## Kutipan Pilihan
--*--

Sabtu, 03 November 2018

Koteka dan ukiran Asmat perlu diusulkan ke UNESCO

Buletinnusa
Koteka dan ukiran Asmat perlu diusulkan ke UNESCO
Oleh: Hari Suroto

Koteka, pakaian untuk menutup kemaluan laki-laki masyarakat Papua, perlu diusulkan untuk masuk dalam daftar perlindungan mendesak UNESCO, mengingat saat ini kalangan laki-laki terpelajar di daerah Pegunungan Tengah dan Suku Dani yang tinggal di Kota Wamena, Papua jarang mengenakan koteka, kecuali pada saat upacara adat.

Dengan melihat kondisi itu, dikhawatirkan tradisi berkoteka akan musnah ditelan modernisasi, sehingga harus dijaga kelestariannya. Salah satu caranya adalah mengusulkan koteka dalam daftar yang memerlukan perlindungan mendesak UNESCO.

--*--

## Data yang Disediakan
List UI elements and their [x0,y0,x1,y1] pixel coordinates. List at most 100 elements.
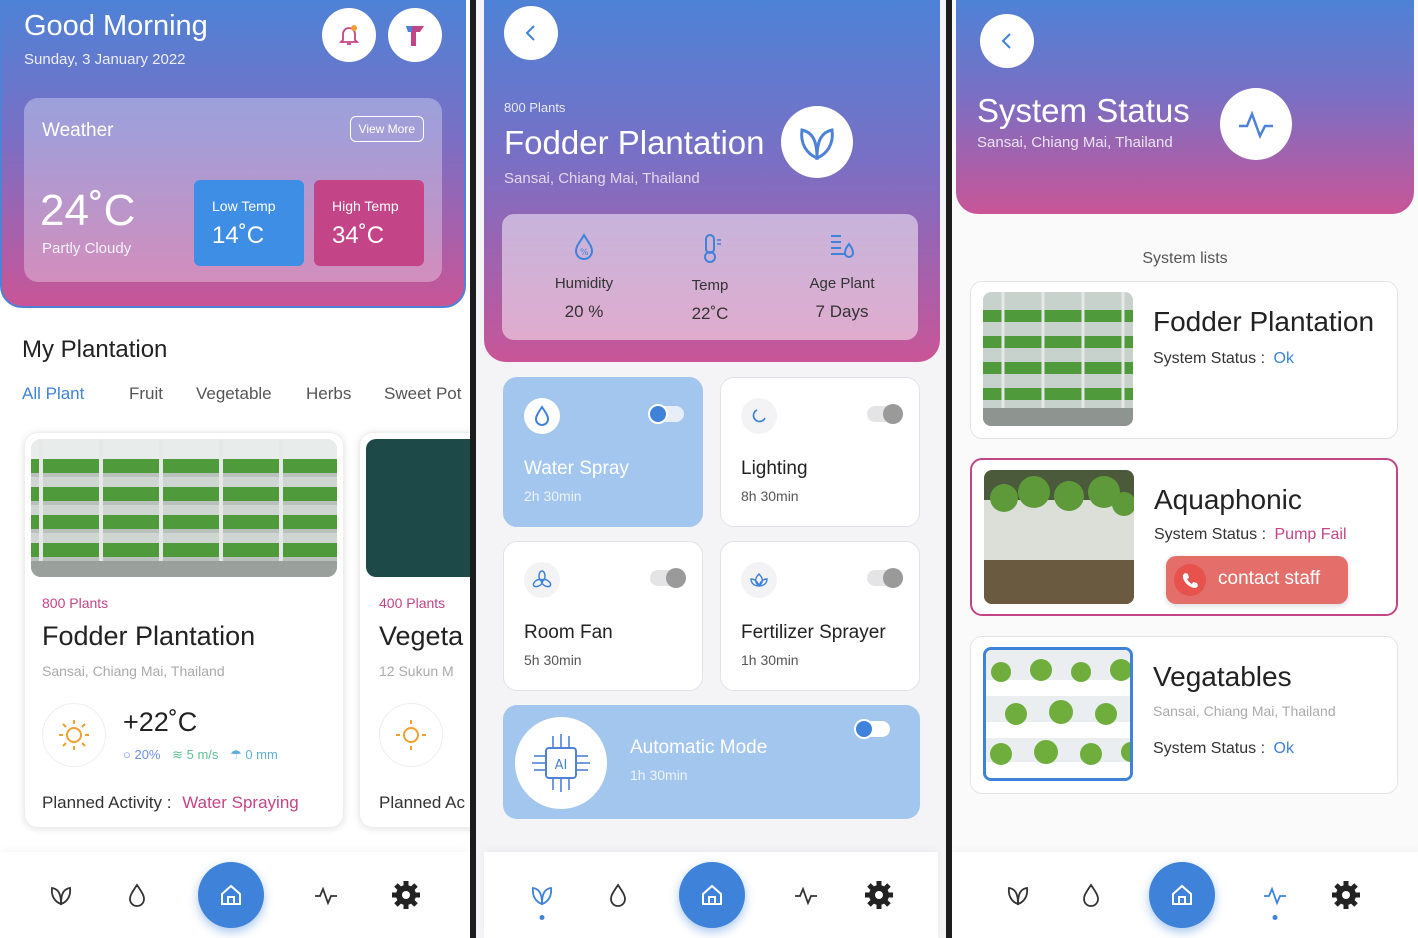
high-temp-value: 34˚C [332,222,385,249]
active-indicator [1272,915,1278,920]
control-room-fan[interactable]: Room Fan 5h 30min [503,541,703,691]
toggle-knob [648,404,668,424]
page-title: Fodder Plantation [504,124,765,161]
tab-fruit[interactable]: Fruit [129,384,163,404]
nav-home[interactable] [198,862,264,928]
nav-water[interactable] [1080,882,1102,908]
control-time: 1h 30min [741,652,799,668]
control-name: Water Spray [524,458,629,479]
plant-card[interactable]: 800 Plants Fodder Plantation Sansai, Chi… [24,432,344,828]
current-temp: 24˚C [40,186,136,235]
tab-herbs[interactable]: Herbs [306,384,351,404]
system-item[interactable]: Vegatables Sansai, Chiang Mai, Thailand … [970,636,1398,794]
nav-water[interactable] [607,882,629,908]
weather-card: Weather View More 24˚C Partly Cloudy Low… [24,98,442,282]
plant-location: Sansai, Chiang Mai, Thailand [42,663,225,679]
stat-label: Temp [691,277,729,294]
fertilizer-toggle[interactable] [867,568,903,588]
control-name: Lighting [741,458,808,479]
pulse-icon [795,886,817,906]
stat-value: 22˚C [691,304,729,323]
planned-activity-value: Water Spraying [182,793,299,812]
stat-label: Humidity [554,275,614,292]
nav-home[interactable] [1149,862,1215,928]
nav-plantation[interactable] [1005,882,1031,908]
system-status: System Status : Ok [1153,350,1294,367]
plant-photo [366,439,470,577]
tab-vegetable[interactable]: Vegetable [196,384,272,404]
plant-count: 800 Plants [504,100,566,115]
automatic-mode-card[interactable]: AI Automatic Mode 1h 30min [503,705,920,819]
plant-metrics: ○ 20% ≋ 5 m/s ☂ 0 mm [123,747,278,762]
pulse-icon [315,886,337,906]
plant-count: 400 Plants [379,595,446,611]
lighting-toggle[interactable] [867,404,903,424]
control-time: 8h 30min [741,488,799,504]
control-lighting[interactable]: Lighting 8h 30min [720,377,920,527]
nav-water[interactable] [126,882,148,908]
nav-settings[interactable] [1330,879,1362,911]
bottom-nav [484,852,938,938]
page-title: System Status [977,92,1190,129]
status-badge [1220,88,1292,160]
humidity-icon: % [574,232,594,260]
nav-settings[interactable] [863,879,895,911]
water-spray-toggle[interactable] [648,404,684,424]
auto-mode-time: 1h 30min [630,767,688,783]
system-name: Fodder Plantation [1153,306,1375,337]
nav-status[interactable] [1262,882,1288,908]
nav-plantation[interactable] [48,882,74,908]
nav-home[interactable] [679,862,745,928]
contact-staff-button[interactable]: contact staff [1166,556,1348,604]
profile-avatar[interactable] [388,8,442,62]
back-button[interactable] [504,6,558,60]
plant-card[interactable]: 400 Plants Vegeta 12 Sukun M Planned Ac [359,432,470,828]
home-screen: Good Morning Sunday, 3 January 2022 Weat… [0,0,470,938]
stat-age: Age Plant 7 Days [782,232,902,322]
control-name: Room Fan [524,622,613,643]
status-value: Ok [1273,350,1294,367]
high-temp-box: High Temp 34˚C [314,180,424,266]
ctrl-icon-bg [524,562,560,598]
tab-sweet-potato[interactable]: Sweet Pot [384,384,462,404]
high-temp-label: High Temp [332,198,399,214]
stat-humidity: % Humidity 20 % [524,232,644,322]
system-item[interactable]: Fodder Plantation System Status : Ok [970,281,1398,439]
home-header: Good Morning Sunday, 3 January 2022 Weat… [0,0,466,308]
system-photo [983,292,1133,426]
plantation-badge [781,106,853,178]
ai-chip-icon: AI [532,734,590,792]
lotus-icon [750,573,768,587]
auto-mode-toggle[interactable] [854,719,890,739]
leaf-icon [1007,886,1029,906]
nav-settings[interactable] [390,879,422,911]
low-temp-label: Low Temp [212,198,276,214]
moon-icon [752,409,766,423]
view-more-button[interactable]: View More [349,116,424,142]
contact-staff-label: contact staff [1218,568,1321,589]
control-time: 5h 30min [524,652,582,668]
system-location: Sansai, Chiang Mai, Thailand [1153,703,1336,719]
drop-icon [534,405,550,426]
back-button[interactable] [980,14,1034,68]
system-item[interactable]: Aquaphonic System Status : Pump Fail con… [970,458,1398,616]
system-photo [984,470,1134,604]
detail-header: 800 Plants Fodder Plantation Sansai, Chi… [484,0,940,362]
auto-mode-name: Automatic Mode [630,737,768,758]
control-fertilizer-sprayer[interactable]: Fertilizer Sprayer 1h 30min [720,541,920,691]
section-title: My Plantation [22,336,168,363]
bottom-nav [0,852,470,938]
control-water-spray[interactable]: Water Spray 2h 30min [503,377,703,527]
nav-plantation[interactable] [529,882,555,908]
gear-icon [865,881,893,909]
room-fan-toggle[interactable] [650,568,686,588]
nav-status[interactable] [793,882,819,908]
stat-value: 20 % [564,302,604,321]
tab-all-plant[interactable]: All Plant [22,384,84,404]
notification-button[interactable] [322,8,376,62]
planned-activity: Planned Activity : Water Spraying [42,793,299,812]
plant-location: 12 Sukun M [379,663,454,679]
plant-name: Fodder Plantation [42,621,256,651]
nav-status[interactable] [313,882,339,908]
weather-condition: Partly Cloudy [42,240,132,257]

--*--

## Tugas yang Diminta
a. Salin tanpa perubahan bagian artikel tentang koteka dari "Buletinnusa" sampai dengan "saat upacara adat.".
b. Sebutkan semua nama tempat yang tercantum dalam paragraf artikel tentang koteka yang diawali dengan "Koteka, pakaian untuk menutup".
c. Ringkaslah paragraf artikel tentang koteka yang diawali dengan "Dengan melihat kondisi itu" dalam bentuk daftar butir.

## Hasil Pengerjaan
a.
Buletinnusa
Koteka dan ukiran Asmat perlu diusulkan ke UNESCO
Oleh: Hari Suroto

Koteka, pakaian untuk menutup kemaluan laki-laki masyarakat Papua, perlu diusulkan untuk masuk dalam daftar perlindungan mendesak UNESCO, mengingat saat ini kalangan laki-laki terpelajar di daerah Pegunungan Tengah dan Suku Dani yang tinggal di Kota Wamena, Papua jarang mengenakan koteka, kecuali pada saat upacara adat.

b.
- Papua
- Pegunungan Tengah
- Kota Wamena

c.
- Tradisi berkoteka dikhawatirkan akan musnah karena modernisasi.
- Kelestarian tradisi tersebut harus dijaga.
- Salah satu caranya adalah mengusulkan koteka ke dalam daftar perlindungan mendesak UNESCO.